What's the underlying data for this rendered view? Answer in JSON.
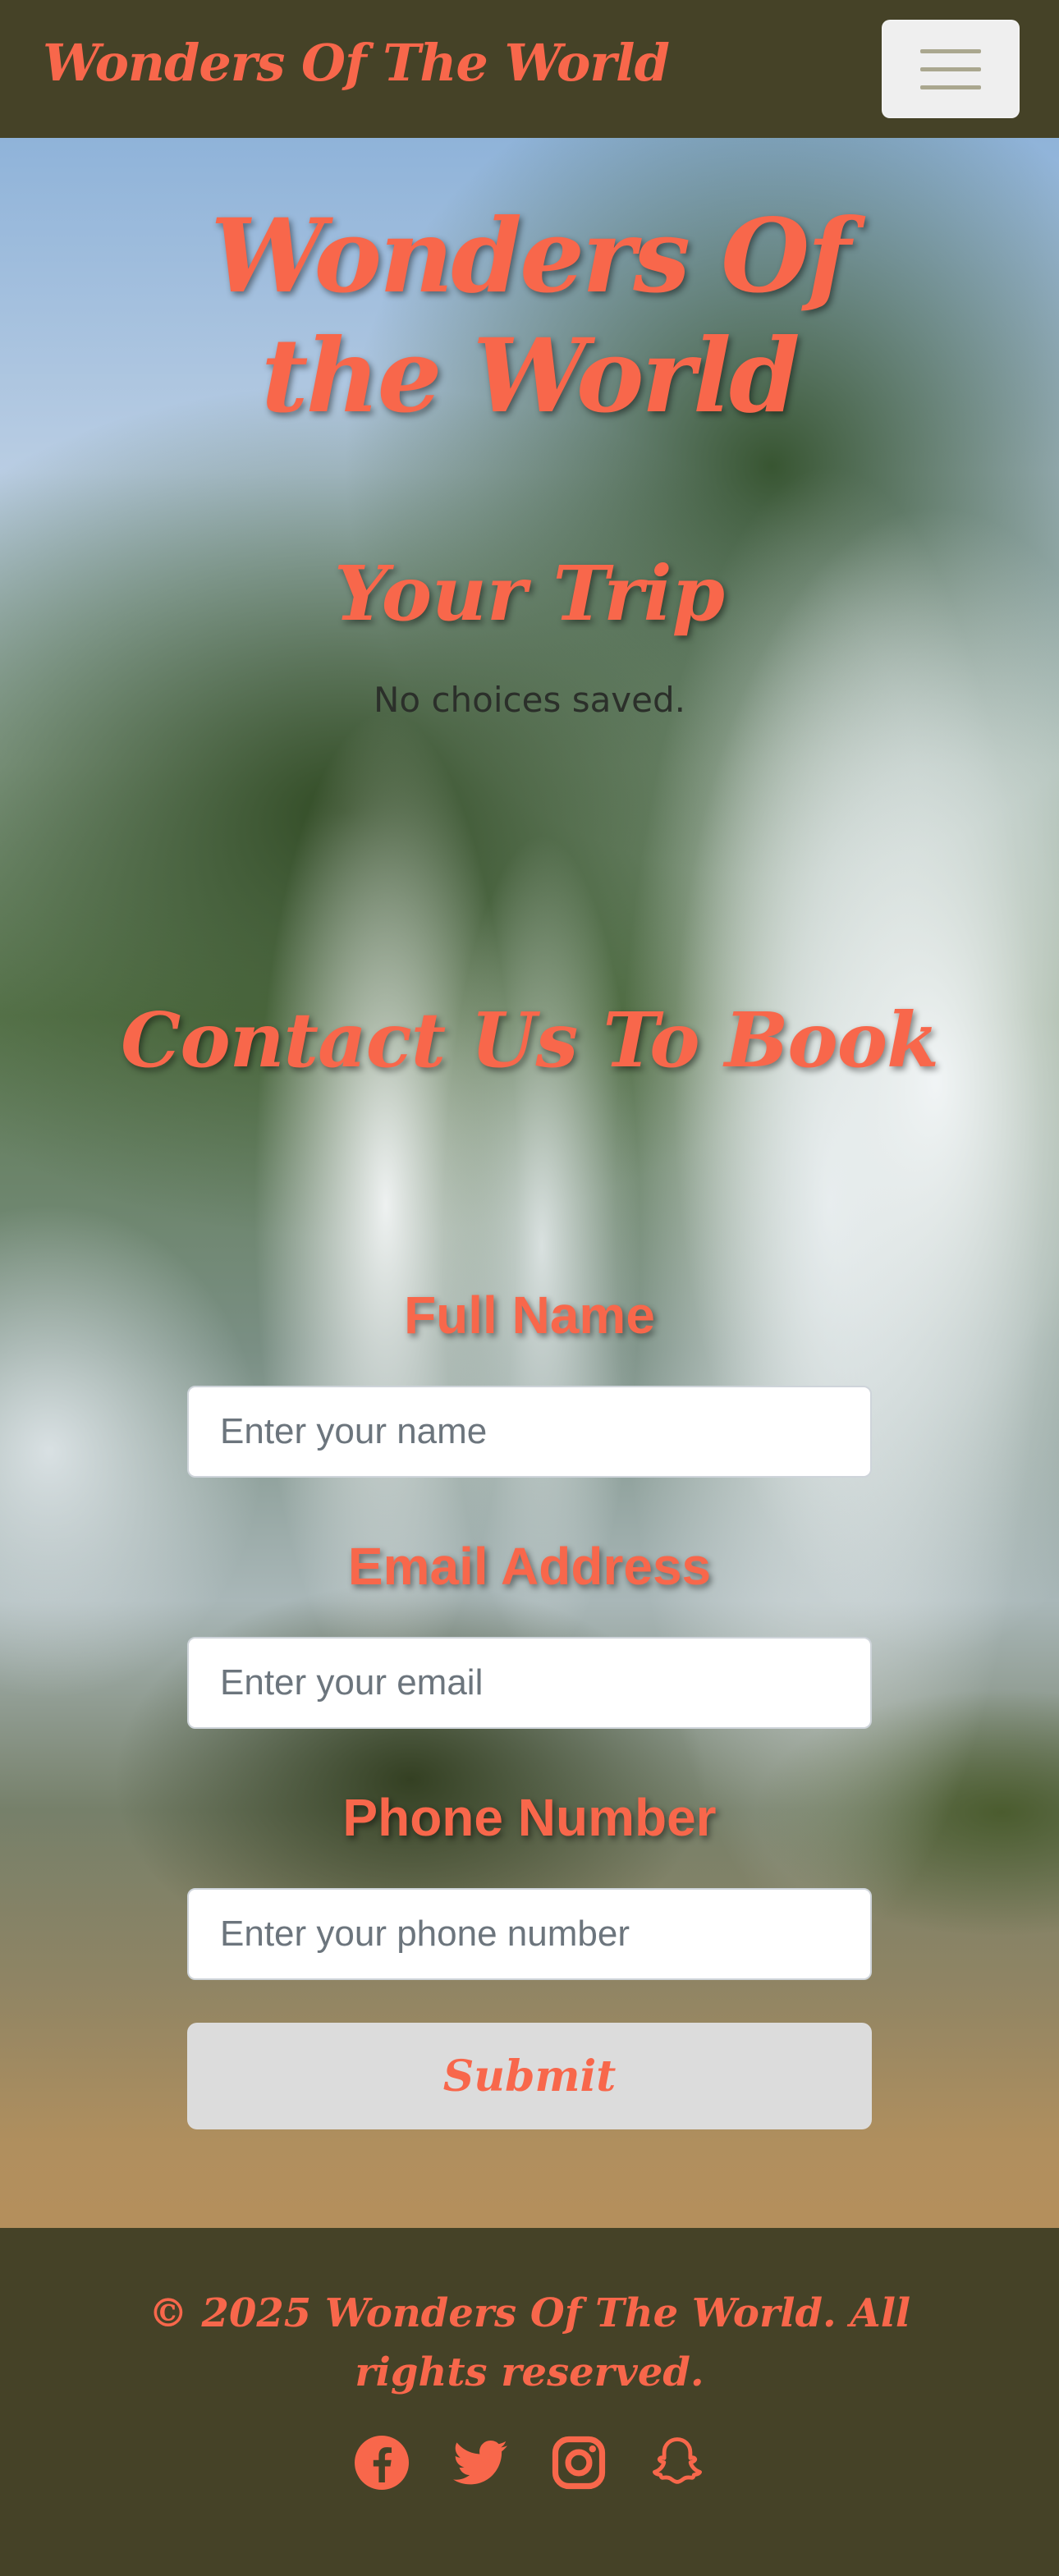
{
  "navbar": {
    "brand": "Wonders Of The World",
    "toggle_icon": "hamburger-menu-icon"
  },
  "hero": {
    "title": "Wonders Of the World",
    "background_image": "waterfall-landscape"
  },
  "trip": {
    "title": "Your Trip",
    "status": "No choices saved."
  },
  "contact": {
    "title": "Contact Us To Book",
    "name_label": "Full Name",
    "name_placeholder": "Enter your name",
    "email_label": "Email Address",
    "email_placeholder": "Enter your email",
    "phone_label": "Phone Number",
    "phone_placeholder": "Enter your phone number",
    "submit_label": "Submit"
  },
  "footer": {
    "copyright": "© 2025 Wonders Of The World. All rights reserved.",
    "socials": [
      "facebook-icon",
      "twitter-icon",
      "instagram-icon",
      "snapchat-icon"
    ]
  },
  "colors": {
    "accent": "#f8674b",
    "nav_background": "#454227",
    "submit_background": "#dcdcdc"
  }
}
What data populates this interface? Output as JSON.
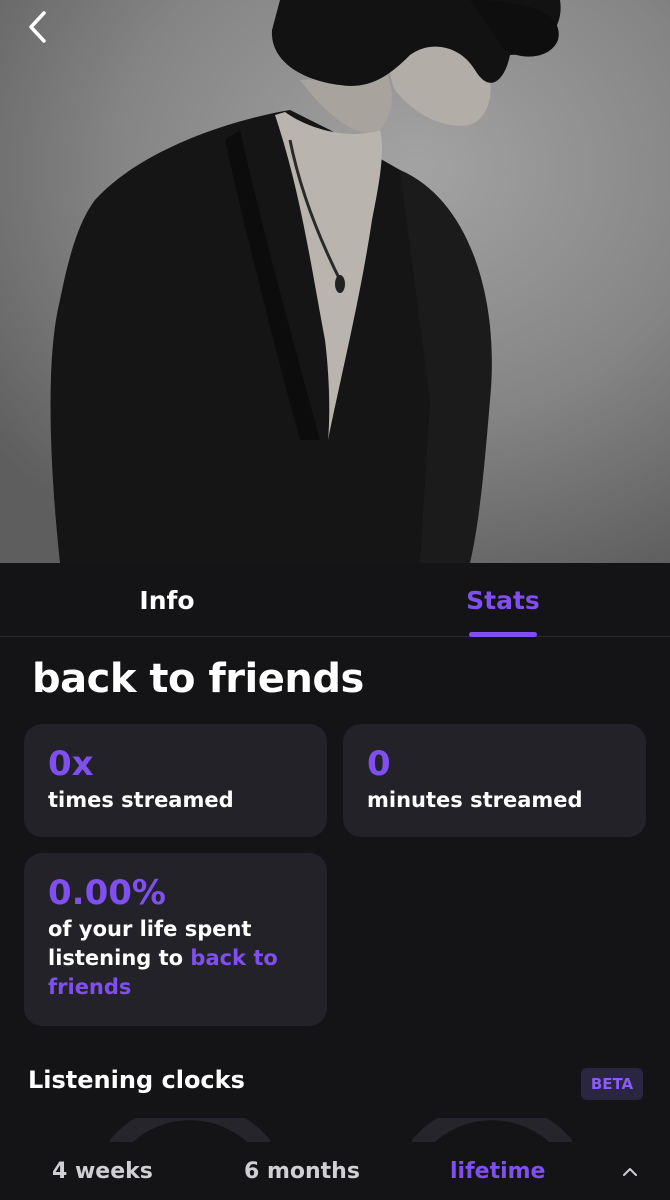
{
  "hero": {
    "alt": "artist-photo"
  },
  "tabs": [
    {
      "label": "Info",
      "active": false
    },
    {
      "label": "Stats",
      "active": true
    }
  ],
  "track": {
    "title": "back to friends"
  },
  "stats": {
    "times_streamed_value": "0x",
    "times_streamed_label": "times streamed",
    "minutes_streamed_value": "0",
    "minutes_streamed_label": "minutes streamed",
    "life_percent_value": "0.00%",
    "life_percent_label_prefix": "of your life spent listening to",
    "life_percent_label_track": "back to friends"
  },
  "listening_clocks": {
    "title": "Listening clocks",
    "badge": "BETA"
  },
  "ranges": {
    "items": [
      "4 weeks",
      "6 months",
      "lifetime"
    ],
    "selected": "lifetime"
  },
  "colors": {
    "accent": "#7f4ff0",
    "background": "#141416",
    "card": "#232228"
  },
  "icons": {
    "back": "chevron-left-icon",
    "collapse": "chevron-up-icon"
  }
}
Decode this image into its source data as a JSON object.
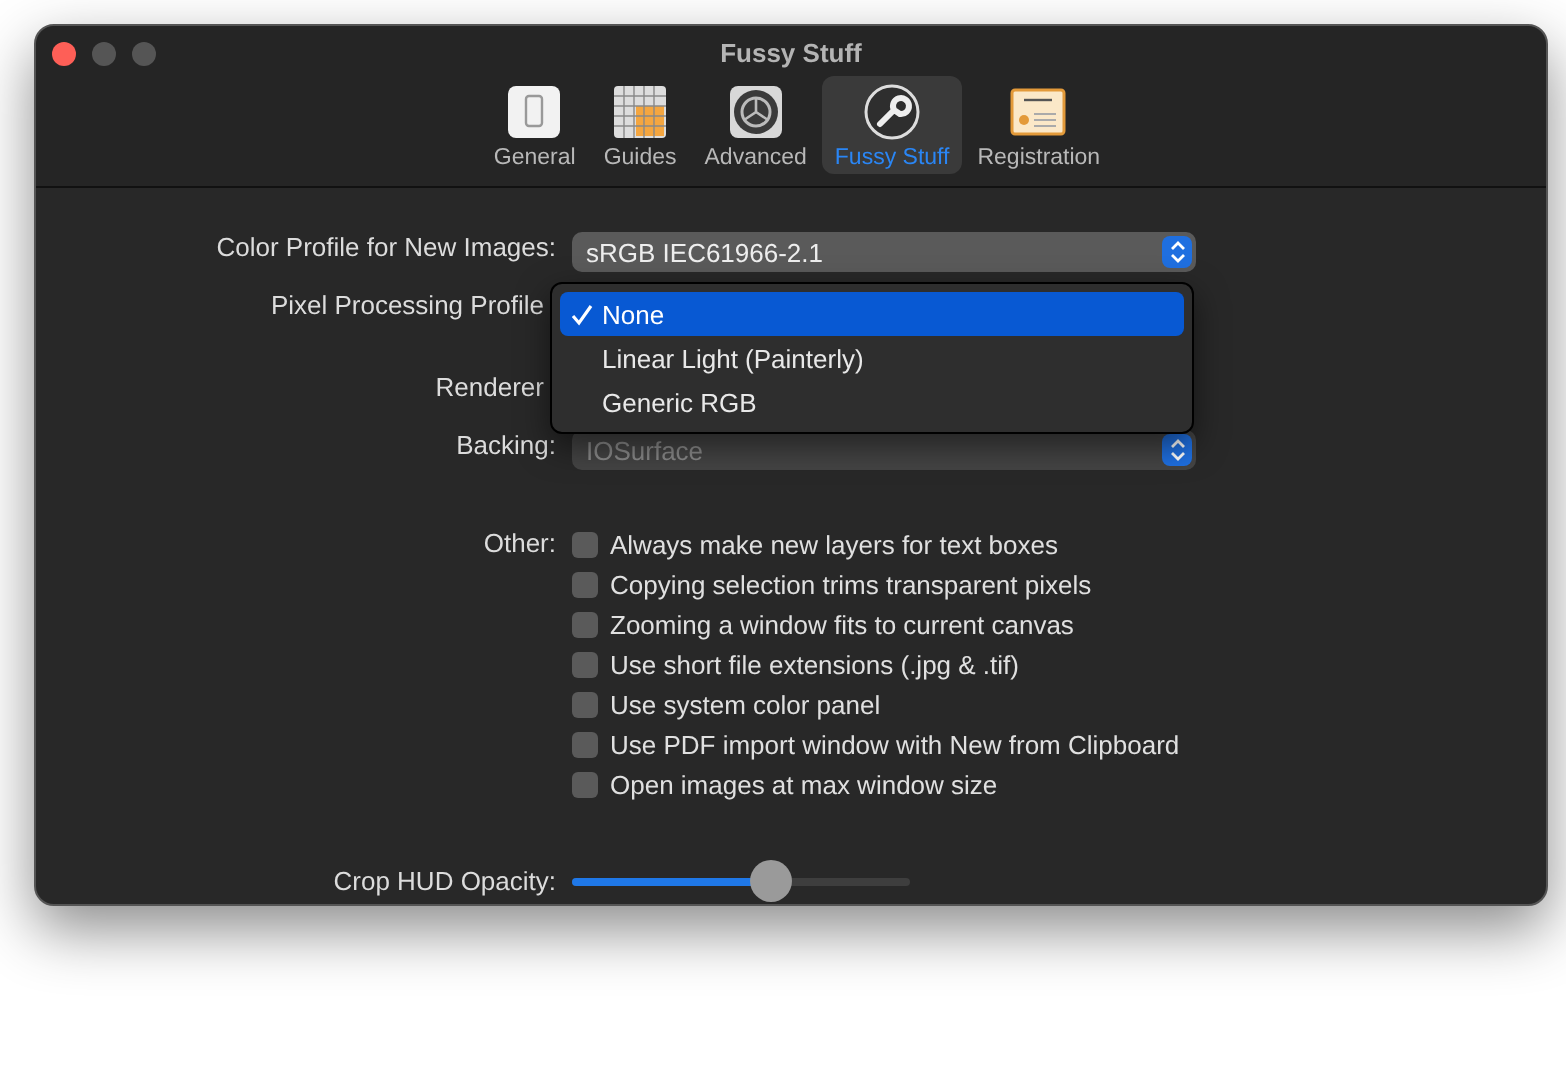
{
  "window": {
    "title": "Fussy Stuff"
  },
  "tabs": [
    {
      "label": "General",
      "selected": false
    },
    {
      "label": "Guides",
      "selected": false
    },
    {
      "label": "Advanced",
      "selected": false
    },
    {
      "label": "Fussy Stuff",
      "selected": true
    },
    {
      "label": "Registration",
      "selected": false
    }
  ],
  "settings": [
    {
      "kind": "popup",
      "label": "Color Profile for New Images:",
      "value": "sRGB IEC61966-2.1"
    },
    {
      "kind": "covered",
      "label": "Pixel Processing Profile"
    },
    {
      "kind": "covered",
      "label": "Renderer"
    },
    {
      "kind": "popup",
      "label": "Backing:",
      "value": "IOSurface",
      "disabled": true
    }
  ],
  "menu": {
    "items": [
      {
        "label": "None",
        "selected": true
      },
      {
        "label": "Linear Light (Painterly)",
        "selected": false
      },
      {
        "label": "Generic RGB",
        "selected": false
      }
    ]
  },
  "other": {
    "label": "Other:",
    "options": [
      {
        "label": "Always make new layers for text boxes",
        "checked": false
      },
      {
        "label": "Copying selection trims transparent pixels",
        "checked": false
      },
      {
        "label": "Zooming a window fits to current canvas",
        "checked": false
      },
      {
        "label": "Use short file extensions (.jpg & .tif)",
        "checked": false
      },
      {
        "label": "Use system color panel",
        "checked": false
      },
      {
        "label": "Use PDF import window with New from Clipboard",
        "checked": false
      },
      {
        "label": "Open images at max window size",
        "checked": false
      }
    ]
  },
  "slider": {
    "label": "Crop HUD Opacity:",
    "level": 0.585
  }
}
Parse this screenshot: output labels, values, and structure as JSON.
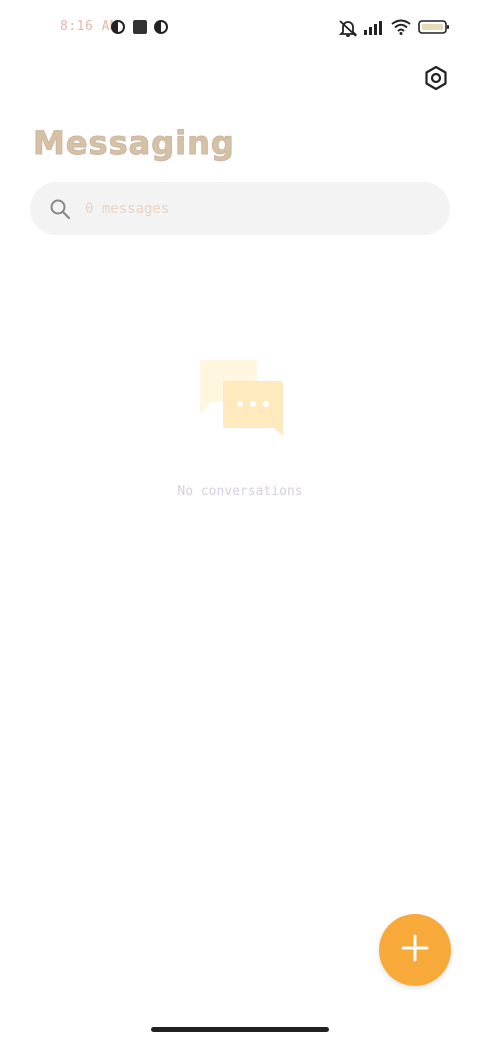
{
  "status_bar": {
    "time": "8:16 AM",
    "left_icons": [
      "app-circle-icon",
      "app-square-icon",
      "app-circle-icon"
    ],
    "right_icons": [
      "silent-bell-icon",
      "signal-icon",
      "wifi-icon",
      "battery-icon"
    ]
  },
  "header": {
    "title": "Messaging",
    "settings_icon": "gear-icon"
  },
  "search": {
    "placeholder": "0 messages",
    "icon": "search-icon"
  },
  "empty_state": {
    "icon": "chat-bubbles-icon",
    "text": "No conversations"
  },
  "fab": {
    "icon": "plus-icon",
    "color": "#f7aa3a"
  },
  "colors": {
    "accent": "#f7aa3a",
    "search_bg": "#f3f3f3"
  }
}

+++++

> _THE TASK_
Copy the material above exactly and drop the pictures.

> _ANSWER TO THIS PROBLEM_
What's the underlying data for this rendered view? Answer in JSON.
{
  "navbar": {
    "brand": "Wonders Of The World",
    "toggle_icon": "hamburger-menu-icon"
  },
  "hero": {
    "title": "Wonders Of the World",
    "background_image": "waterfall-landscape"
  },
  "trip": {
    "title": "Your Trip",
    "status": "No choices saved."
  },
  "contact": {
    "title": "Contact Us To Book",
    "name_label": "Full Name",
    "name_placeholder": "Enter your name",
    "email_label": "Email Address",
    "email_placeholder": "Enter your email",
    "phone_label": "Phone Number",
    "phone_placeholder": "Enter your phone number",
    "submit_label": "Submit"
  },
  "footer": {
    "copyright": "© 2025 Wonders Of The World. All rights reserved.",
    "socials": [
      "facebook-icon",
      "twitter-icon",
      "instagram-icon",
      "snapchat-icon"
    ]
  },
  "colors": {
    "accent": "#f8674b",
    "nav_background": "#454227",
    "submit_background": "#dcdcdc"
  }
}
What data populates this interface? Output as JSON.
{
  "hero": {
    "alt": "artist-photo"
  },
  "tabs": [
    {
      "label": "Info",
      "active": false
    },
    {
      "label": "Stats",
      "active": true
    }
  ],
  "track": {
    "title": "back to friends"
  },
  "stats": {
    "times_streamed_value": "0x",
    "times_streamed_label": "times streamed",
    "minutes_streamed_value": "0",
    "minutes_streamed_label": "minutes streamed",
    "life_percent_value": "0.00%",
    "life_percent_label_prefix": "of your life spent listening to",
    "life_percent_label_track": "back to friends"
  },
  "listening_clocks": {
    "title": "Listening clocks",
    "badge": "BETA"
  },
  "ranges": {
    "items": [
      "4 weeks",
      "6 months",
      "lifetime"
    ],
    "selected": "lifetime"
  },
  "colors": {
    "accent": "#7f4ff0",
    "background": "#141416",
    "card": "#232228"
  },
  "icons": {
    "back": "chevron-left-icon",
    "collapse": "chevron-up-icon"
  }
}
Decode this image into its source data as a JSON object.
{
  "window": {
    "title": "Fussy Stuff"
  },
  "tabs": [
    {
      "label": "General",
      "selected": false
    },
    {
      "label": "Guides",
      "selected": false
    },
    {
      "label": "Advanced",
      "selected": false
    },
    {
      "label": "Fussy Stuff",
      "selected": true
    },
    {
      "label": "Registration",
      "selected": false
    }
  ],
  "settings": [
    {
      "kind": "popup",
      "label": "Color Profile for New Images:",
      "value": "sRGB IEC61966-2.1"
    },
    {
      "kind": "covered",
      "label": "Pixel Processing Profile"
    },
    {
      "kind": "covered",
      "label": "Renderer"
    },
    {
      "kind": "popup",
      "label": "Backing:",
      "value": "IOSurface",
      "disabled": true
    }
  ],
  "menu": {
    "items": [
      {
        "label": "None",
        "selected": true
      },
      {
        "label": "Linear Light (Painterly)",
        "selected": false
      },
      {
        "label": "Generic RGB",
        "selected": false
      }
    ]
  },
  "other": {
    "label": "Other:",
    "options": [
      {
        "label": "Always make new layers for text boxes",
        "checked": false
      },
      {
        "label": "Copying selection trims transparent pixels",
        "checked": false
      },
      {
        "label": "Zooming a window fits to current canvas",
        "checked": false
      },
      {
        "label": "Use short file extensions (.jpg & .tif)",
        "checked": false
      },
      {
        "label": "Use system color panel",
        "checked": false
      },
      {
        "label": "Use PDF import window with New from Clipboard",
        "checked": false
      },
      {
        "label": "Open images at max window size",
        "checked": false
      }
    ]
  },
  "slider": {
    "label": "Crop HUD Opacity:",
    "level": 0.585
  }
}
Parse this screenshot: output labels, values, and structure as JSON.
{
  "status_bar": {
    "time": "8:16 AM",
    "left_icons": [
      "app-circle-icon",
      "app-square-icon",
      "app-circle-icon"
    ],
    "right_icons": [
      "silent-bell-icon",
      "signal-icon",
      "wifi-icon",
      "battery-icon"
    ]
  },
  "header": {
    "title": "Messaging",
    "settings_icon": "gear-icon"
  },
  "search": {
    "placeholder": "0 messages",
    "icon": "search-icon"
  },
  "empty_state": {
    "icon": "chat-bubbles-icon",
    "text": "No conversations"
  },
  "fab": {
    "icon": "plus-icon",
    "color": "#f7aa3a"
  },
  "colors": {
    "accent": "#f7aa3a",
    "search_bg": "#f3f3f3"
  }
}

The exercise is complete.